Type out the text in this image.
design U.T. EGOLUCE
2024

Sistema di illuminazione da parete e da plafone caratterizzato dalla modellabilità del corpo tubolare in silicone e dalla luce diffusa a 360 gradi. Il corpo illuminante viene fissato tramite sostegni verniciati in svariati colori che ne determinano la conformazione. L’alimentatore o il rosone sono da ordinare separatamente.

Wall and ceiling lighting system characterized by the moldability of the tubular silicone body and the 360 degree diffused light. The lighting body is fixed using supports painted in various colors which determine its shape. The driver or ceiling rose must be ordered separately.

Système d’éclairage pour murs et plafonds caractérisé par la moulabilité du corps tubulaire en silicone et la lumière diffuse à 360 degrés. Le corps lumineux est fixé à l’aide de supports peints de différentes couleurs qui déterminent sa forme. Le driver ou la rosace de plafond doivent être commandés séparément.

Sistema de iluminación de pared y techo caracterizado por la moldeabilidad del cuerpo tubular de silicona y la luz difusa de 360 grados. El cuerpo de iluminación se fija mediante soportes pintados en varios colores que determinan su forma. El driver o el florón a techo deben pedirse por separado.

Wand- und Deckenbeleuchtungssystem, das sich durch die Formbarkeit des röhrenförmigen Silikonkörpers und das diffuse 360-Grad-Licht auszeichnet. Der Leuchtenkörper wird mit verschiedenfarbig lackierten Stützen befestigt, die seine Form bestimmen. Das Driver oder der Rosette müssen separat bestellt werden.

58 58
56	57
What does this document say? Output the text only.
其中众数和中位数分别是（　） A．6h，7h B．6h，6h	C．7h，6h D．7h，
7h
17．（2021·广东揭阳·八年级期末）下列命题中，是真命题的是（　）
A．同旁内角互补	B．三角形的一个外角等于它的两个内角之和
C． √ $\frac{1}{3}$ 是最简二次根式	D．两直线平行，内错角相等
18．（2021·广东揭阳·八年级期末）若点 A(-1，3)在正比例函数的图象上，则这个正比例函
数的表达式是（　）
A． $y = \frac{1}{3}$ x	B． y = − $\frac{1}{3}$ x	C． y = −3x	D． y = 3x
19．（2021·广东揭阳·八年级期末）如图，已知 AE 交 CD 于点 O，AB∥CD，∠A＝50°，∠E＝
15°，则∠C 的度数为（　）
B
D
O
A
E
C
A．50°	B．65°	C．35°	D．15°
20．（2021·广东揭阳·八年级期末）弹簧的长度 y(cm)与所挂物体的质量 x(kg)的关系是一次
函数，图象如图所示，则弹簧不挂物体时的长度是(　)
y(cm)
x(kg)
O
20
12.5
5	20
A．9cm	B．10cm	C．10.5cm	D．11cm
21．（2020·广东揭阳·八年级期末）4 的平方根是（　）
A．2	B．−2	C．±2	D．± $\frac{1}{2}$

> [THE PROBLEM]: Search the data above for lines holding "Sistema" and copy each of them.

> [COMPLETE RESPONSE]:
Sistema di illuminazione da parete e da plafone caratterizzato dalla modellabilità del corpo tubolare in silicone e dalla luce diffusa a 360 gradi. Il corpo illuminante viene fissato tramite sostegni verniciati in svariati colori che ne determinano la conformazione. L’alimentatore o il rosone sono da ordinare separatamente.
Sistema de iluminación de pared y techo caracterizado por la moldeabilidad del cuerpo tubular de silicona y la luz difusa de 360 grados. El cuerpo de iluminación se fija mediante soportes pintados en varios colores que determinan su forma. El driver o el florón a techo deben pedirse por separado.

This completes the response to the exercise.